[Chart and figure data]
****************

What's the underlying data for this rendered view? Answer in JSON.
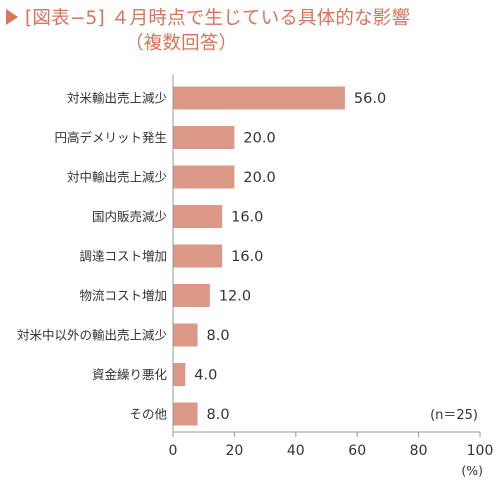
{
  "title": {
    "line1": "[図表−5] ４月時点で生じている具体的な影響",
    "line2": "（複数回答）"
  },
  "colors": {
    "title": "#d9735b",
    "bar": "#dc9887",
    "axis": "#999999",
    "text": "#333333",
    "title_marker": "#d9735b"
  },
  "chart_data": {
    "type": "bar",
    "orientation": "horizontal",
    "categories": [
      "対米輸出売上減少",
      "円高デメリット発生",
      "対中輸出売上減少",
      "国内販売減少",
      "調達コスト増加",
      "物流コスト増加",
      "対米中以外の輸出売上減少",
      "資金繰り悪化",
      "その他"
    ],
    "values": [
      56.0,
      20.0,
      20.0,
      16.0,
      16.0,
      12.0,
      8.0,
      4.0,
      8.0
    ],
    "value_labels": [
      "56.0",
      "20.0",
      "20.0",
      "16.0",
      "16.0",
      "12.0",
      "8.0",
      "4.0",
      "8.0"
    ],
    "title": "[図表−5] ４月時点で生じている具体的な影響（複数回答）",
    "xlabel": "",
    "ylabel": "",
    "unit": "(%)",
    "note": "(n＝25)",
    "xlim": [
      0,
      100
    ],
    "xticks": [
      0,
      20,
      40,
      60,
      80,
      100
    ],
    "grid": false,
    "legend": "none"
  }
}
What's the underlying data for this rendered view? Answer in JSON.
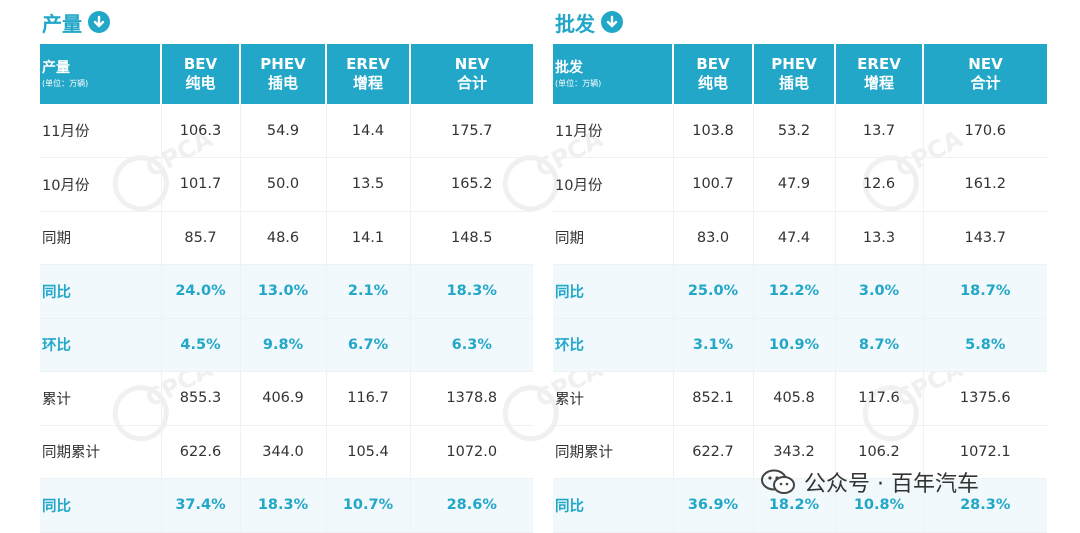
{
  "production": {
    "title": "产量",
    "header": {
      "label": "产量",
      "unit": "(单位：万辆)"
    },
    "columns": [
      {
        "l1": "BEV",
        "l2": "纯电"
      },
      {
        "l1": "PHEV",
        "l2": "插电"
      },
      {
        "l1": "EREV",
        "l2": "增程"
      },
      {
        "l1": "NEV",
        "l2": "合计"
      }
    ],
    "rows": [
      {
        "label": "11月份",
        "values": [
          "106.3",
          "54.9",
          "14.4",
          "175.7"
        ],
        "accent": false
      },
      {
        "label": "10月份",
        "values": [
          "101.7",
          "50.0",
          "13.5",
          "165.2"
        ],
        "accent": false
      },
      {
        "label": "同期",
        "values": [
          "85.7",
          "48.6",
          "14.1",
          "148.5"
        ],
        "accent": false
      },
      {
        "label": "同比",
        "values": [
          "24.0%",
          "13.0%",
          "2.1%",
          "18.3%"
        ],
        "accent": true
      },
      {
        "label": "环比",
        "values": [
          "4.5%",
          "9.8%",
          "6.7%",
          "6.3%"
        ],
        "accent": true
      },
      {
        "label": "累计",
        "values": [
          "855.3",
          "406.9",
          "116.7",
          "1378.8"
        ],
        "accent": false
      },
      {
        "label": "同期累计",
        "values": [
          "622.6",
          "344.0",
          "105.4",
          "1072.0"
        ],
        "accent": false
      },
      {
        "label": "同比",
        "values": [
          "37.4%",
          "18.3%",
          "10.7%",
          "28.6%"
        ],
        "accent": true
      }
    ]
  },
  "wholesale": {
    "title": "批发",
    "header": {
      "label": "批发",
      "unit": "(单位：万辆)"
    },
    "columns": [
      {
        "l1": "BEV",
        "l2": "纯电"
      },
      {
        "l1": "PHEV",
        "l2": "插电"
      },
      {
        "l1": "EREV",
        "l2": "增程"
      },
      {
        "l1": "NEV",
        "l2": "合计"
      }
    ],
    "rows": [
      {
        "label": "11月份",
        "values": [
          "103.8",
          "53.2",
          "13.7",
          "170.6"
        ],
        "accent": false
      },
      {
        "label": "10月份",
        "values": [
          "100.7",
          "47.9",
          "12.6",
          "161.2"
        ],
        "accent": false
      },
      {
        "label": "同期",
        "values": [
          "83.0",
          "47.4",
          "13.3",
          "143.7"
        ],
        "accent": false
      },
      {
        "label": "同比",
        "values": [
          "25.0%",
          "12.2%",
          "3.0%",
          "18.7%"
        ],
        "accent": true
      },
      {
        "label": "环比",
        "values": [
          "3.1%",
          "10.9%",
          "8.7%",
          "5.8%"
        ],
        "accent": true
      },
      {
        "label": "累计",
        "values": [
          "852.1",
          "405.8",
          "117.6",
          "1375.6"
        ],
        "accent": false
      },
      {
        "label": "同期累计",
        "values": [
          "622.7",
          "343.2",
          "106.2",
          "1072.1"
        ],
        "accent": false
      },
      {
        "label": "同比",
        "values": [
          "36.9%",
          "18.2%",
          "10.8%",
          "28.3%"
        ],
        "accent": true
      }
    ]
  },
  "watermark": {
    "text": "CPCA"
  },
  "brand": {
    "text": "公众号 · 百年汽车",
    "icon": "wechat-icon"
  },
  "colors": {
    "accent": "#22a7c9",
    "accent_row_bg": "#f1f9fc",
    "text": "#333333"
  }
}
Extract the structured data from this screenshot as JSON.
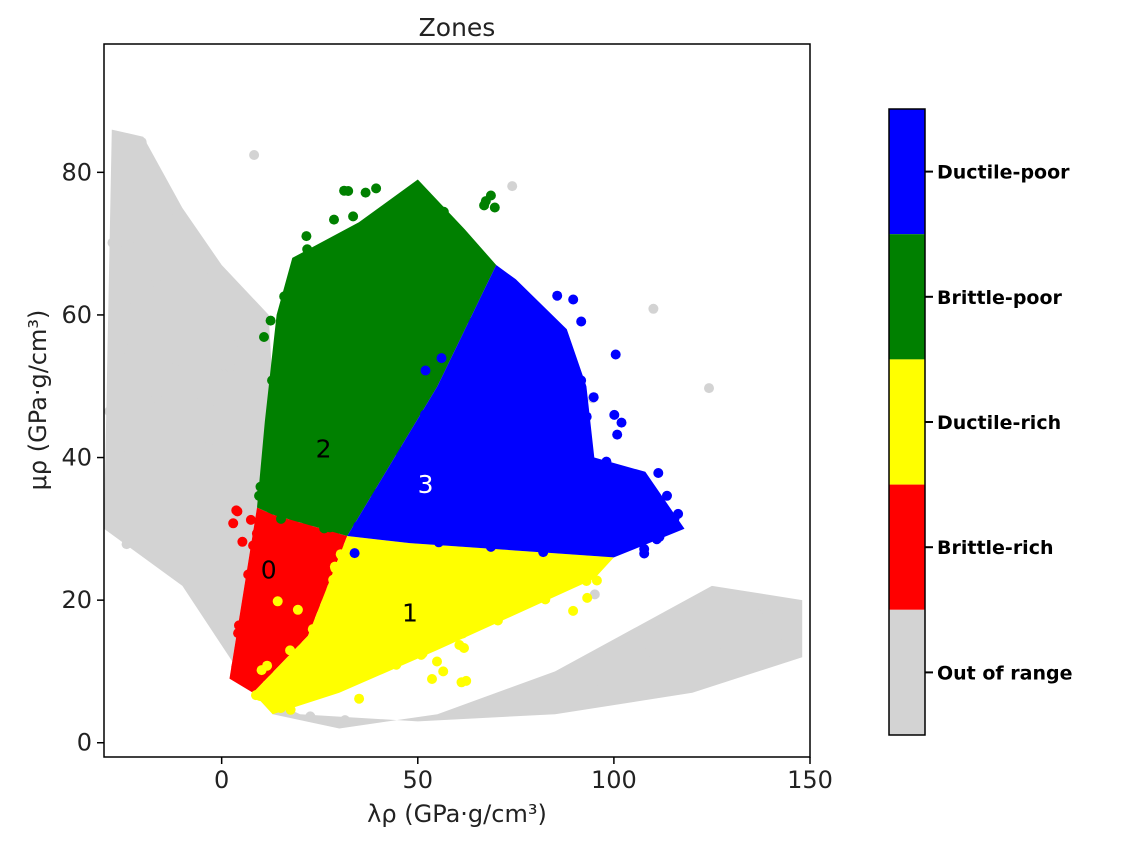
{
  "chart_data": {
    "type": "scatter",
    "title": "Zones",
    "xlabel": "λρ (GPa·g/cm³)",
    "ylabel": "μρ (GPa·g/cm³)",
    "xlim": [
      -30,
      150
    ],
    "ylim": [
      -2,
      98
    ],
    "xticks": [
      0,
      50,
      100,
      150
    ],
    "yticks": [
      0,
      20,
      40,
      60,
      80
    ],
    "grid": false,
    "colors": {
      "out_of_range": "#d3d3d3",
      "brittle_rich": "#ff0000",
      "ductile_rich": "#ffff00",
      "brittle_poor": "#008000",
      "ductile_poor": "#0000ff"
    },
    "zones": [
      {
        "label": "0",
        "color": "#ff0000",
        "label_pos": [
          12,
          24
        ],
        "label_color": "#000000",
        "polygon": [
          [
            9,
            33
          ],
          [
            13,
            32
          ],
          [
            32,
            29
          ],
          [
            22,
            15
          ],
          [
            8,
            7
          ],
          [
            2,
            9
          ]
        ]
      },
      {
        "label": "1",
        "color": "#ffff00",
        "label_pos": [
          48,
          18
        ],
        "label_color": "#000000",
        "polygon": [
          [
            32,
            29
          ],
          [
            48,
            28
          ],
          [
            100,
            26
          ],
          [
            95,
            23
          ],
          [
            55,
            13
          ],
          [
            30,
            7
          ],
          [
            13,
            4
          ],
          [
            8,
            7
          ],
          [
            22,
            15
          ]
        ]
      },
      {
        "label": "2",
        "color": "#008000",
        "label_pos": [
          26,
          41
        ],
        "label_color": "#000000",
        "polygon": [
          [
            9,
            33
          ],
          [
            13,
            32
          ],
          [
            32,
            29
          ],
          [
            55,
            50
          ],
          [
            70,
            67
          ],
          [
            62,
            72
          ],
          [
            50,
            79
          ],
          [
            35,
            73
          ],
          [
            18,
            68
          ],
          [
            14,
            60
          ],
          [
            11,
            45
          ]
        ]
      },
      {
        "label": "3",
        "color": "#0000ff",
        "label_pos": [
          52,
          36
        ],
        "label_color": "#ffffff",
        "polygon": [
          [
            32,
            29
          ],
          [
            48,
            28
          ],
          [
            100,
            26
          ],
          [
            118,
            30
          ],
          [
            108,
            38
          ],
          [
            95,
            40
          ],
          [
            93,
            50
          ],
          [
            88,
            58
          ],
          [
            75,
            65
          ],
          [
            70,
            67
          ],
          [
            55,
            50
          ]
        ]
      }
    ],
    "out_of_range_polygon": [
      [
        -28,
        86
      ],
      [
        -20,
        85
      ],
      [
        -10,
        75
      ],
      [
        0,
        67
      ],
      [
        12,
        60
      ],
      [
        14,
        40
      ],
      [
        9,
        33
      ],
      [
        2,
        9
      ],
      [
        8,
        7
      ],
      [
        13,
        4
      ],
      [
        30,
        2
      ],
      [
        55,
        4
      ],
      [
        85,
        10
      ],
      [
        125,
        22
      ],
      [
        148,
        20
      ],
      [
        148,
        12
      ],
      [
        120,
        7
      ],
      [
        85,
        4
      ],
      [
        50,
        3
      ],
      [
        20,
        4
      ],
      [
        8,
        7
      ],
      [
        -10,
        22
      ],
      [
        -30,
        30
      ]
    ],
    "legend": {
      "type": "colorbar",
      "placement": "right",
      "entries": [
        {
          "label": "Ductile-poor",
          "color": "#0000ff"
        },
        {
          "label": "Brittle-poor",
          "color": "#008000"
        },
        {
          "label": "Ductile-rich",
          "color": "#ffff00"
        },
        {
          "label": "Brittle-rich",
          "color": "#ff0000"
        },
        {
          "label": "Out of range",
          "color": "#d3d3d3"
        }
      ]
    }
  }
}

****************

List the lines that contain the word "複数回答".

    "line2": "（複数回答）"
    "title": "[図表−5] ４月時点で生じている具体的な影響（複数回答）",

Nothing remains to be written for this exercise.